======== DOCUMENT SEGMENT
Yes, absolutely! A history of mental health issues and a criminal background is the one condition that I believe permits the repudiation of gun rights. For the sake of human happiness, we must do more to prevent guns from getting into the hands of those who are mentally unstable or have the intent of harm the innocent.
Depends on what you mean by "gun control". I'm not a fan of throwing laws at social problems, even if the cause is noble -- because it's an approach that doesn't work. In an earlier time a Temperance movement tried to address another social problem by banning alcohol; that was a colossal failure and had to be undone.
The sobering reality is that if God Herself came down at noon today and declared, "that's it, no more gun manufacturing, anywhere, ever", we'd still have more than enough to arm every man, woman and child in this country. That fact alone tells us what an obsession we have. We're simply not ever going to get on top of that "if we just pass the right laws", and I see that approach mostly as opportunistic politicking to make it look like "we're doing something". We really are not.
This is a
social problem, not so much a legal issue. It's a legal issue insofar as laws protecting against assault, murder, armed robbery etc, and as far as responsible regulation. But the underlying dynamic is an extremely unhealthy obsession with guns and death. As a culture our knee-jerk reaction to any issue that comes up is to shoot it, destroy it, obliterate it, overpower it. The "might makes right" mentality. THAT is what needs to be addressed.
================
- **TASK LIST**:
a - Can you shorten the paragraph of the gun control text that begins "Depends on what you mean" while keeping its main facts?
b - From the records, extract the lines starting with the line containing "nav-menu-icon[interactable]: ≡: [440, 417, 449, 435]" and going on through the line containing "leaf-m3: 推广产品并提升用户数量: [695, 1033, 817, 1047]", including both of those lines.
The records are unrelated to the gun control text.
======== DATA EXCERPTS
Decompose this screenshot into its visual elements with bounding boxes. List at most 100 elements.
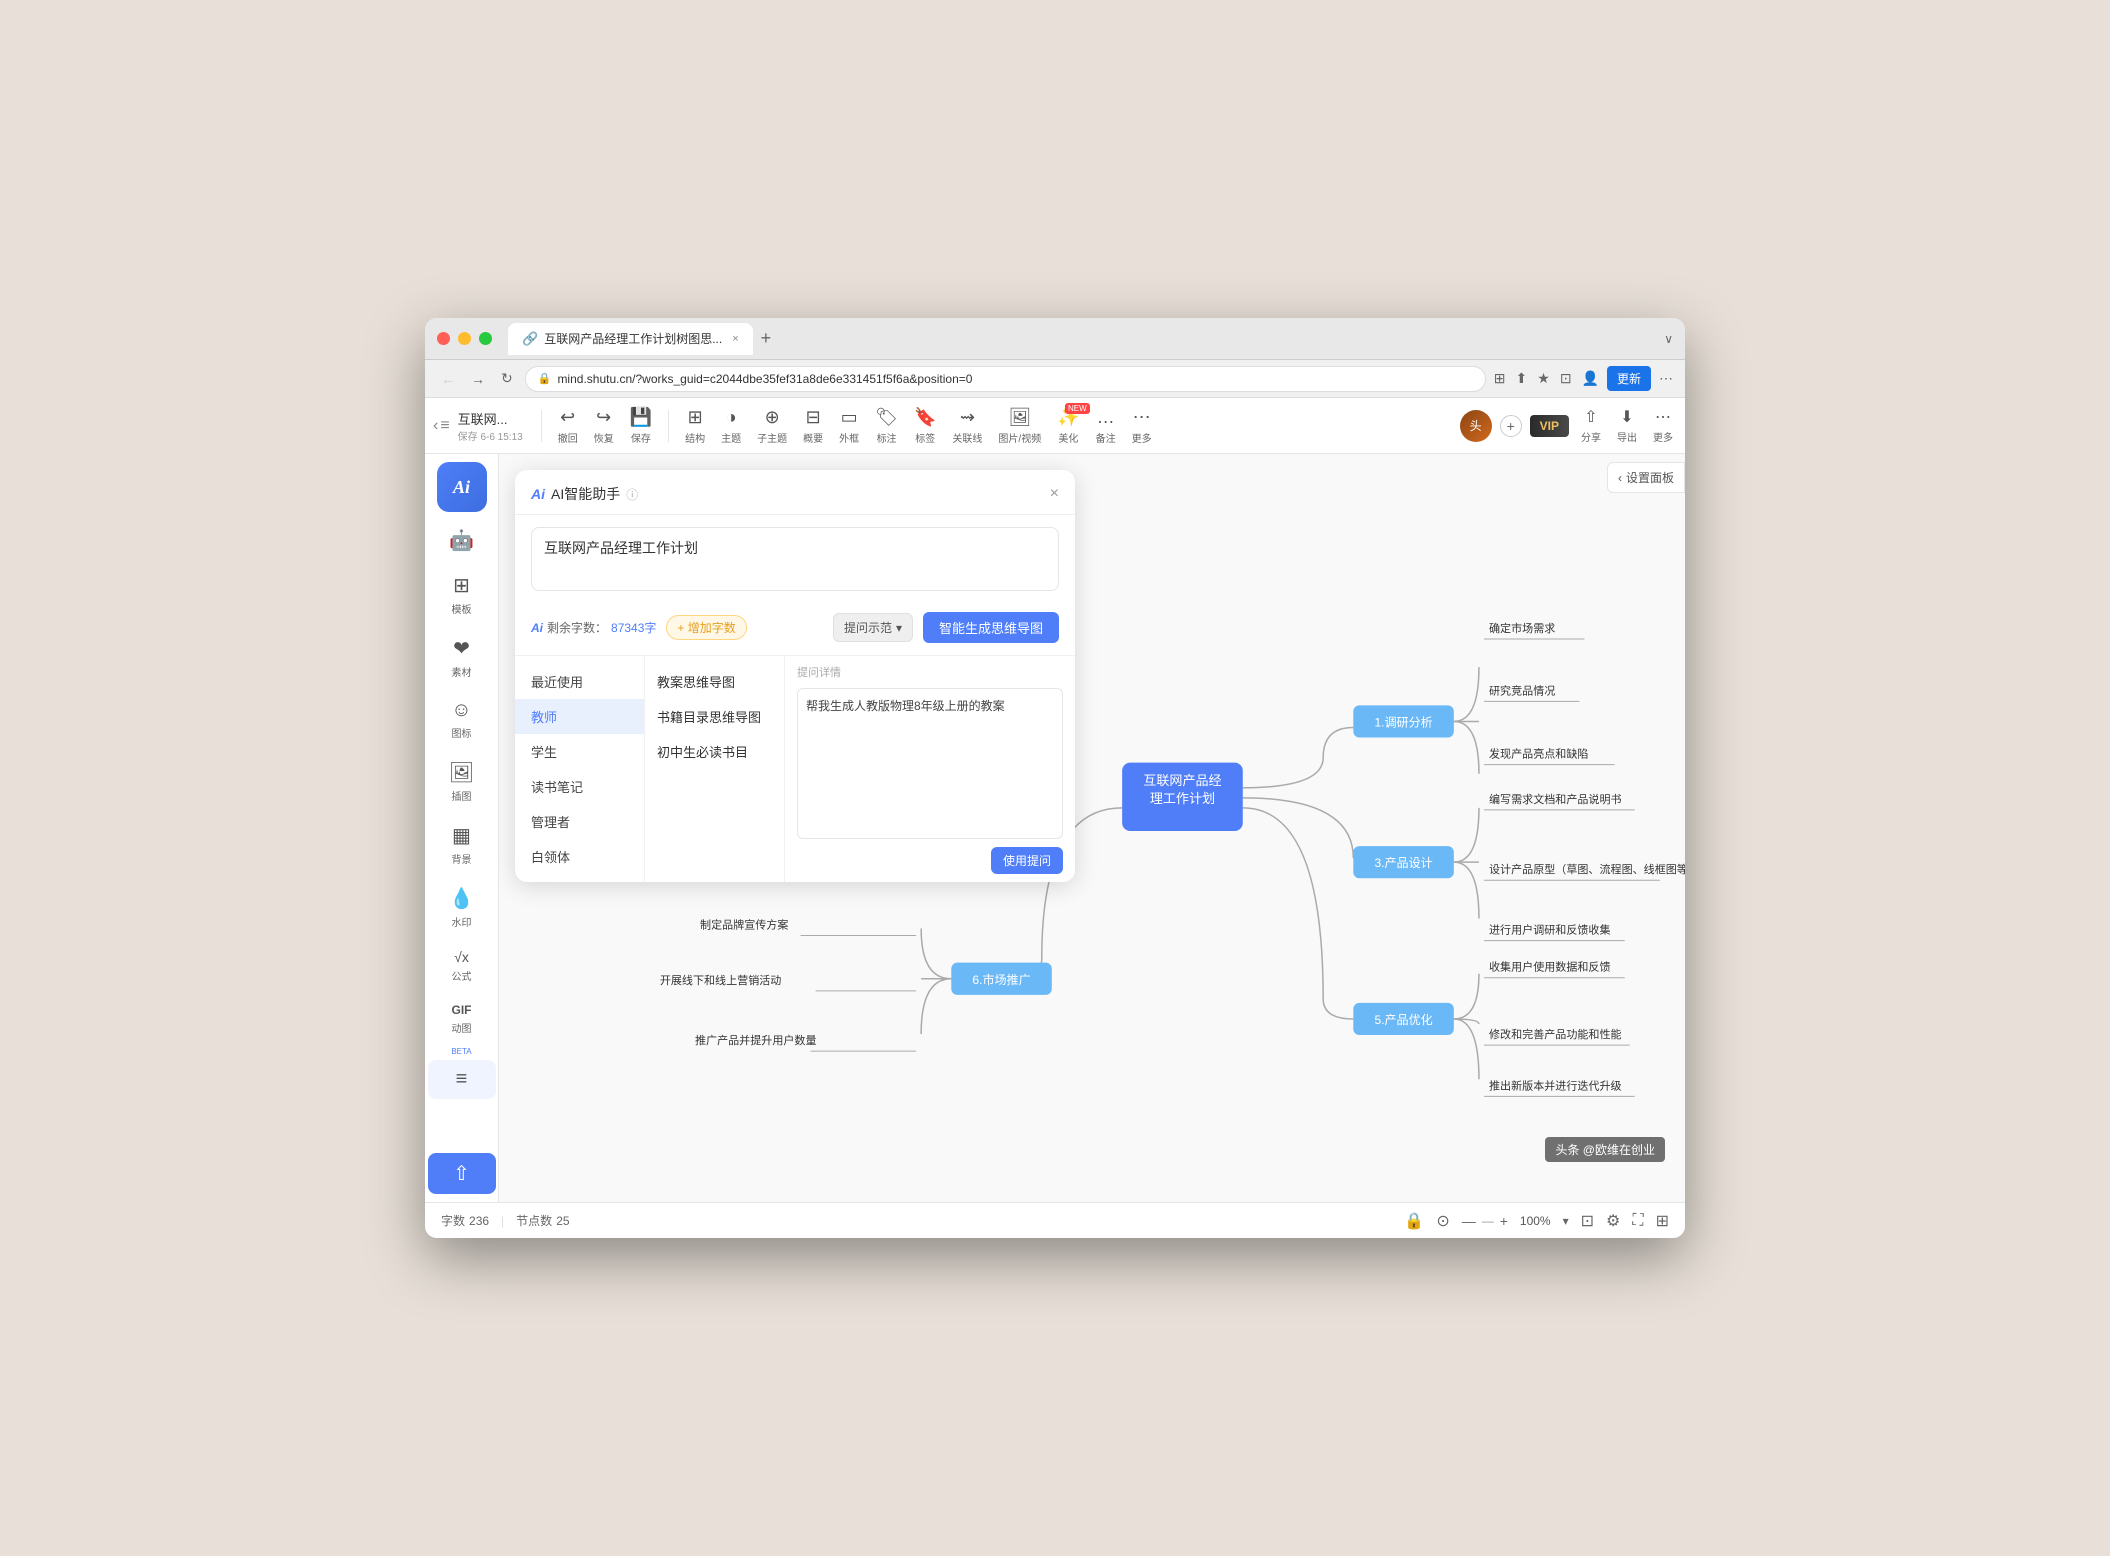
nav-menu-icon[interactable]: ≡: [440, 417, 449, 435]
bookmark-icon[interactable]: ★: [1537, 370, 1550, 387]
add-user-button[interactable]: +: [1500, 415, 1522, 437]
structure-button[interactable]: ⊞ 结构: [679, 407, 711, 445]
sidebar-item-formula[interactable]: √x 公式: [428, 941, 496, 991]
zoom-out-button[interactable]: —: [1462, 1213, 1476, 1229]
ai-template-reading[interactable]: 初中生必读书目: [645, 734, 784, 769]
ai-panel-close[interactable]: ×: [1050, 485, 1059, 503]
relation-button[interactable]: ⇝ 关联线: [946, 407, 988, 445]
ai-add-count-button[interactable]: + 增加字数: [666, 615, 746, 640]
browser-menu-icon[interactable]: ⋯: [1659, 370, 1673, 387]
export-button[interactable]: ⬇ 导出: [1613, 407, 1641, 444]
ai-category-office[interactable]: 白领体: [515, 839, 644, 874]
sidebar-item-template[interactable]: ⊞ 模板: [428, 565, 496, 624]
minimize-traffic-light[interactable]: [458, 332, 471, 345]
media-button[interactable]: 🖼 图片/视频: [992, 407, 1047, 445]
ai-template-lesson[interactable]: 教案思维导图: [645, 664, 784, 699]
share-button[interactable]: ⇧ 分享: [1577, 407, 1605, 444]
sidebar-item-icon[interactable]: ☺ 图标: [428, 691, 496, 748]
leaf-m3: 推广产品并提升用户数量: [695, 1033, 817, 1047]
line-m1: [921, 929, 951, 979]
beauty-button[interactable]: ✨ 美化 NEW: [1051, 407, 1085, 445]
forward-button[interactable]: →: [467, 369, 489, 389]
sidebar-item-illustration[interactable]: 🖼 插图: [428, 752, 496, 811]
note-button[interactable]: … 备注: [1090, 407, 1122, 445]
ai-input-area: 互联网产品经理工作计划: [515, 515, 1075, 608]
sidebar-item-gif[interactable]: GIF 动图: [428, 995, 496, 1043]
url-text: mind.shutu.cn/?works_guid=c2044dbe35fef3…: [557, 372, 1472, 386]
sidebar-item-background[interactable]: ▦ 背景: [428, 815, 496, 874]
update-button[interactable]: 更新: [1607, 366, 1651, 391]
window-chevron-icon[interactable]: ∨: [1664, 332, 1673, 346]
more-button[interactable]: ⋯ 更多: [1126, 407, 1158, 445]
mark-button[interactable]: 🏷 标注: [869, 407, 904, 445]
ai-category-teacher[interactable]: 教师: [515, 699, 644, 734]
leaf-m2: 开展线下和线上营销活动: [660, 973, 782, 987]
undo-icon: ↩: [560, 407, 575, 428]
ai-category-manager[interactable]: 管理者: [515, 804, 644, 839]
ai-generate-button[interactable]: 智能生成思维导图: [923, 612, 1059, 643]
ai-use-button[interactable]: 使用提问: [991, 847, 1063, 874]
structure-label: 结构: [685, 430, 705, 445]
sidebar-item-watermark[interactable]: 💧 水印: [428, 878, 496, 937]
undo-label: 撤回: [558, 430, 578, 445]
vip-button[interactable]: VIP: [1530, 415, 1569, 437]
ai-sidebar-button[interactable]: Ai: [437, 462, 487, 512]
ai-category-student[interactable]: 学生: [515, 734, 644, 769]
ai-detail-label: 提问详情: [797, 664, 1063, 680]
leaf-r3: 发现产品亮点和缺陷: [1489, 747, 1588, 761]
ai-template-catalog[interactable]: 书籍目录思维导图: [645, 699, 784, 734]
sidebar-item-robot[interactable]: 🤖: [428, 520, 496, 561]
zoom-in-button[interactable]: +: [1500, 1213, 1508, 1229]
sidebar-item-list[interactable]: ≡: [428, 1060, 496, 1099]
ai-category-notes[interactable]: 读书笔记: [515, 769, 644, 804]
overview-button[interactable]: ⊟ 概要: [797, 407, 829, 445]
ai-prompt-button[interactable]: 提问示范 ▾: [833, 613, 913, 642]
fullscreen-icon[interactable]: ⛶: [1632, 1212, 1643, 1230]
ai-info-icon[interactable]: ⓘ: [626, 486, 638, 503]
profile-icon[interactable]: 👤: [1582, 370, 1599, 387]
ai-input-field[interactable]: 互联网产品经理工作计划: [531, 527, 1059, 591]
more-right-button[interactable]: ⋯ 更多: [1649, 407, 1677, 444]
leaf-o1: 收集用户使用数据和反馈: [1489, 960, 1611, 974]
translate-icon[interactable]: ⊞: [1494, 370, 1506, 387]
subtheme-button[interactable]: ⊕ 子主题: [751, 407, 793, 445]
close-traffic-light[interactable]: [437, 332, 450, 345]
settings-panel-toggle[interactable]: ‹ 设置面板: [1607, 462, 1685, 493]
url-bar[interactable]: 🔒 mind.shutu.cn/?works_guid=c2044dbe35fe…: [525, 366, 1486, 392]
fit-screen-icon[interactable]: ⊡: [1581, 1211, 1594, 1231]
center-text-1: 互联网产品经: [1143, 773, 1221, 788]
leaf-o3: 推出新版本并进行迭代升级: [1489, 1078, 1622, 1092]
reader-icon[interactable]: ⊡: [1560, 370, 1572, 387]
zoom-dropdown-icon[interactable]: ▾: [1563, 1214, 1569, 1228]
save-button[interactable]: 💾 保存: [624, 407, 658, 445]
refresh-button[interactable]: ↻: [497, 368, 517, 389]
leaf-r1: 确定市场需求: [1489, 621, 1555, 635]
tab-close-icon[interactable]: ×: [732, 333, 738, 345]
main-area: Ai 🤖 ⊞ 模板 ❤ 素材 ☺ 图标 🖼 插图 ▦: [425, 454, 1685, 1202]
share-icon[interactable]: ⬆: [1516, 370, 1528, 387]
new-tab-button[interactable]: +: [761, 328, 772, 349]
settings-icon[interactable]: ⚙: [1606, 1211, 1620, 1231]
lock-status-icon[interactable]: 🔒: [1404, 1211, 1424, 1231]
user-avatar[interactable]: 头: [1460, 410, 1492, 442]
ai-category-recent[interactable]: 最近使用: [515, 664, 644, 699]
status-divider-1: |: [501, 1214, 504, 1228]
sidebar-item-material[interactable]: ❤ 素材: [428, 628, 496, 687]
note-label: 备注: [1096, 430, 1116, 445]
redo-button[interactable]: ↪ 恢复: [588, 407, 620, 445]
save-icon: 💾: [630, 407, 652, 428]
browser-tab[interactable]: 🔗 互联网产品经理工作计划树图思... ×: [508, 323, 753, 355]
relation-label: 关联线: [952, 430, 982, 445]
canvas-area[interactable]: Ai AI智能助手 ⓘ × 互联网产品经理工作计划 Ai 剩余字数： 87343…: [499, 454, 1685, 1202]
tag-button[interactable]: 🔖 标签: [908, 407, 942, 445]
fit-icon[interactable]: ⊙: [1436, 1211, 1449, 1231]
beauty-label: 美化: [1058, 430, 1078, 445]
grid-icon[interactable]: ⊞: [1656, 1211, 1669, 1231]
undo-button[interactable]: ↩ 撤回: [552, 407, 584, 445]
theme-button[interactable]: ◑ 主题: [715, 407, 747, 445]
back-button[interactable]: ←: [437, 369, 459, 389]
frame-button[interactable]: ▭ 外框: [833, 407, 865, 445]
maximize-traffic-light[interactable]: [479, 332, 492, 345]
sidebar-item-share[interactable]: ⇧: [428, 1153, 496, 1194]
nav-back-icon[interactable]: ‹: [433, 417, 438, 435]
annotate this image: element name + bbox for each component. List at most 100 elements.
================
- **SOLUTIONS TO EACH TASK**:
a - Whether the writer supports "gun control" depends on what the term means. The writer dislikes using laws to solve social problems, even for noble causes, because that approach doesn't work. The example given is the Temperance movement's ban on alcohol, which was a colossal failure and had to be undone.

b -
nav-menu-icon[interactable]: ≡: [440, 417, 449, 435]
bookmark-icon[interactable]: ★: [1537, 370, 1550, 387]
add-user-button[interactable]: +: [1500, 415, 1522, 437]
structure-button[interactable]: ⊞ 结构: [679, 407, 711, 445]
sidebar-item-formula[interactable]: √x 公式: [428, 941, 496, 991]
zoom-out-button[interactable]: —: [1462, 1213, 1476, 1229]
ai-template-reading[interactable]: 初中生必读书目: [645, 734, 784, 769]
ai-panel-close[interactable]: ×: [1050, 485, 1059, 503]
relation-button[interactable]: ⇝ 关联线: [946, 407, 988, 445]
ai-add-count-button[interactable]: + 增加字数: [666, 615, 746, 640]
browser-menu-icon[interactable]: ⋯: [1659, 370, 1673, 387]
export-button[interactable]: ⬇ 导出: [1613, 407, 1641, 444]
ai-category-office[interactable]: 白领体: [515, 839, 644, 874]
sidebar-item-template[interactable]: ⊞ 模板: [428, 565, 496, 624]
minimize-traffic-light[interactable]: [458, 332, 471, 345]
media-button[interactable]: 🖼 图片/视频: [992, 407, 1047, 445]
ai-template-lesson[interactable]: 教案思维导图: [645, 664, 784, 699]
share-button[interactable]: ⇧ 分享: [1577, 407, 1605, 444]
sidebar-item-icon[interactable]: ☺ 图标: [428, 691, 496, 748]
leaf-m3: 推广产品并提升用户数量: [695, 1033, 817, 1047]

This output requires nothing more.